Figure dataset records:
----------------

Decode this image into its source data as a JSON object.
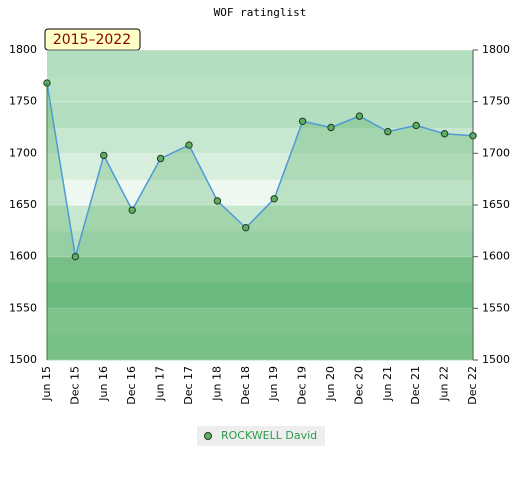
{
  "chart_data": {
    "type": "line",
    "title": "WOF ratinglist",
    "annotation": "2015–2022",
    "categories": [
      "Jun 15",
      "Dec 15",
      "Jun 16",
      "Dec 16",
      "Jun 17",
      "Dec 17",
      "Jun 18",
      "Dec 18",
      "Jun 19",
      "Dec 19",
      "Jun 20",
      "Dec 20",
      "Jun 21",
      "Dec 21",
      "Jun 22",
      "Dec 22"
    ],
    "series": [
      {
        "name": "ROCKWELL David",
        "color": "#4f9ad8",
        "marker_color": "#5fae62",
        "values": [
          1768,
          1600,
          1698,
          1645,
          1695,
          1708,
          1654,
          1628,
          1656,
          1731,
          1725,
          1736,
          1721,
          1727,
          1719,
          1717
        ]
      }
    ],
    "ylim": [
      1500,
      1800
    ],
    "yticks": [
      1500,
      1550,
      1600,
      1650,
      1700,
      1750,
      1800
    ],
    "y2lim": [
      1500,
      1800
    ],
    "y2ticks": [
      1500,
      1550,
      1600,
      1650,
      1700,
      1750,
      1800
    ],
    "grid": true
  }
}
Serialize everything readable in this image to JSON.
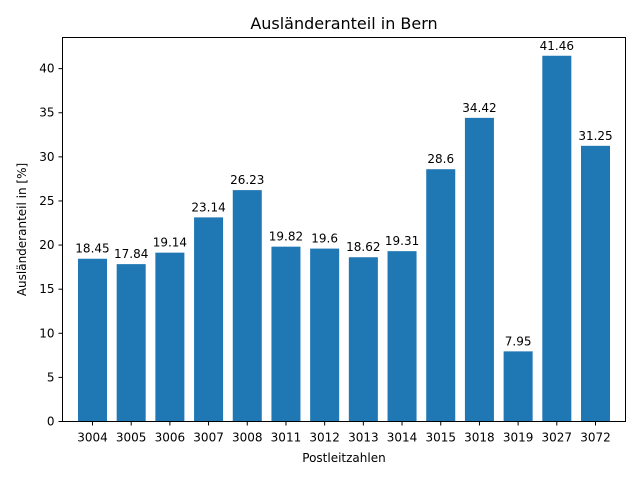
{
  "chart_data": {
    "type": "bar",
    "title": "Ausländeranteil in Bern",
    "xlabel": "Postleitzahlen",
    "ylabel": "Ausländeranteil in [%]",
    "categories": [
      "3004",
      "3005",
      "3006",
      "3007",
      "3008",
      "3011",
      "3012",
      "3013",
      "3014",
      "3015",
      "3018",
      "3019",
      "3027",
      "3072"
    ],
    "values": [
      18.45,
      17.84,
      19.14,
      23.14,
      26.23,
      19.82,
      19.6,
      18.62,
      19.31,
      28.6,
      34.42,
      7.95,
      41.46,
      31.25
    ],
    "data_labels": [
      "18.45",
      "17.84",
      "19.14",
      "23.14",
      "26.23",
      "19.82",
      "19.6",
      "18.62",
      "19.31",
      "28.6",
      "34.42",
      "7.95",
      "41.46",
      "31.25"
    ],
    "yticks": [
      0,
      5,
      10,
      15,
      20,
      25,
      30,
      35,
      40
    ],
    "ylim": [
      0,
      43.53
    ],
    "grid": false,
    "bar_color": "#1f77b4"
  }
}
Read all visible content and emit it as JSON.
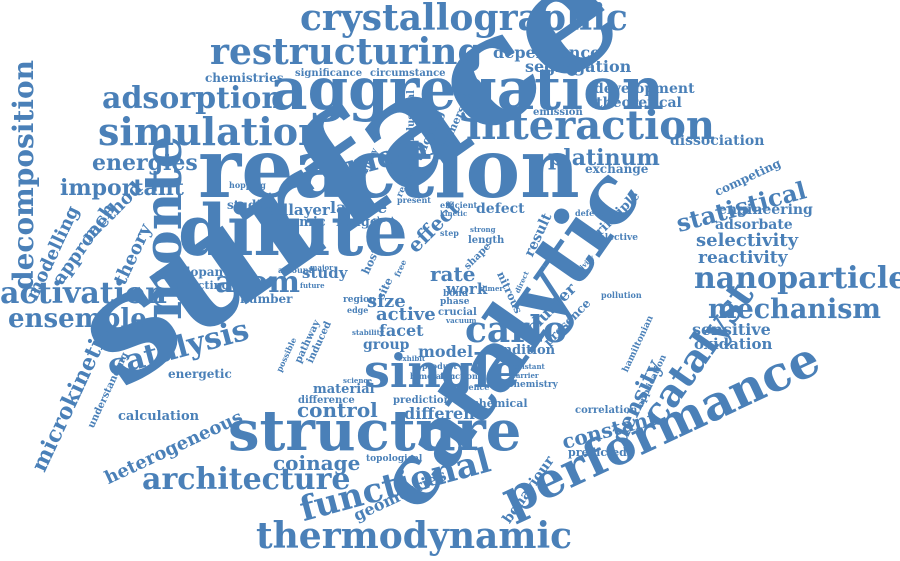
{
  "cloud": {
    "color": "#4a80b8",
    "words": {
      "surface": "surface",
      "reaction": "reaction",
      "catalytic": "catalytic",
      "aggregation": "aggregation",
      "dilute": "dilute",
      "structure": "structure",
      "performance": "performance",
      "crystallographic": "crystallographic",
      "restructuring": "restructuring",
      "interaction": "interaction",
      "simulation": "simulation",
      "adsorption": "adsorption",
      "monte": "monte",
      "single": "single",
      "thermodynamic": "thermodynamic",
      "functional": "functional",
      "architecture": "architecture",
      "nanoparticles": "nanoparticles",
      "mechanism": "mechanism",
      "catalyst": "catalyst",
      "decomposition": "decomposition",
      "activation": "activation",
      "ensemble": "ensemble",
      "catalysis": "catalysis",
      "atom": "atom",
      "carlo": "carlo",
      "metal": "metal",
      "energies": "energies",
      "important": "important",
      "platinum": "platinum",
      "statistical": "statistical",
      "microkinetic": "microkinetic",
      "modelling": "modelling",
      "approach": "approach",
      "method": "method",
      "theory": "theory",
      "density": "density",
      "constant": "constant",
      "control": "control",
      "coinage": "coinage",
      "heterogeneous": "heterogeneous",
      "geometries": "geometries",
      "behaviour": "behaviour",
      "selectivity": "selectivity",
      "reactivity": "reactivity",
      "sensitive": "sensitive",
      "oxidation": "oxidation",
      "engineering": "engineering",
      "adsorbate": "adsorbate",
      "dissociation": "dissociation",
      "competing": "competing",
      "exchange": "exchange",
      "development": "development",
      "theoretical": "theoretical",
      "dependence": "dependence",
      "segregation": "segregation",
      "significance": "significance",
      "circumstance": "circumstance",
      "chemistries": "chemistries",
      "emission": "emission",
      "rate": "rate",
      "size": "size",
      "active": "active",
      "facet": "facet",
      "model": "model",
      "different": "different",
      "material": "material",
      "difference": "difference",
      "calculation": "calculation",
      "energetic": "energetic",
      "understanding": "understanding",
      "lattice": "lattice",
      "adlayer": "adlayer",
      "studies": "studies",
      "atomic": "atomic",
      "range": "range",
      "defect": "defect",
      "effect": "effect",
      "result": "result",
      "cluster": "cluster",
      "presence": "presence",
      "condition": "condition",
      "work": "work",
      "group": "group",
      "study": "study",
      "dopant": "dopant",
      "directing": "directing",
      "number": "number",
      "pathway": "pathway",
      "induced": "induced",
      "host": "host",
      "site": "site",
      "nitrous": "nitrous",
      "crucial": "crucial",
      "phase": "phase",
      "bond": "bond",
      "prediction": "prediction",
      "chemical": "chemical",
      "chemistry": "chemistry",
      "correlation": "correlation",
      "predicted": "predicted",
      "principle": "principle",
      "selective": "selective",
      "defective": "defective",
      "topological": "topological",
      "alloying": "alloying",
      "immersed": "immersed",
      "industrial": "industrial",
      "employ": "employ",
      "repulsive": "repulsive",
      "hopping": "hopping",
      "present": "present",
      "efficient": "efficient",
      "kinetic": "kinetic",
      "step": "step",
      "length": "length",
      "strong": "strong",
      "shape": "shape",
      "amount": "amount",
      "major": "major",
      "future": "future",
      "region": "region",
      "edge": "edge",
      "stability": "stability",
      "possible": "possible",
      "exhibit": "exhibit",
      "product": "product",
      "bimetallic": "bimetallic",
      "function": "function",
      "influence": "influence",
      "science": "science",
      "vacuum": "vacuum",
      "resistant": "resistant",
      "barrier": "barrier",
      "pollution": "pollution",
      "hamiltonian": "hamiltonian",
      "application": "application",
      "activity": "activity",
      "direct": "direct",
      "sheet": "sheet",
      "free": "free",
      "dimer": "dimer"
    }
  }
}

----------------

Exercise task: List every line from the entries above in which "JSON" appears.

Written solution:
Decode this image into its source data as a JSON object.
Serialize everything readable in this image to JSON.
Read all visible content and emit it as JSON.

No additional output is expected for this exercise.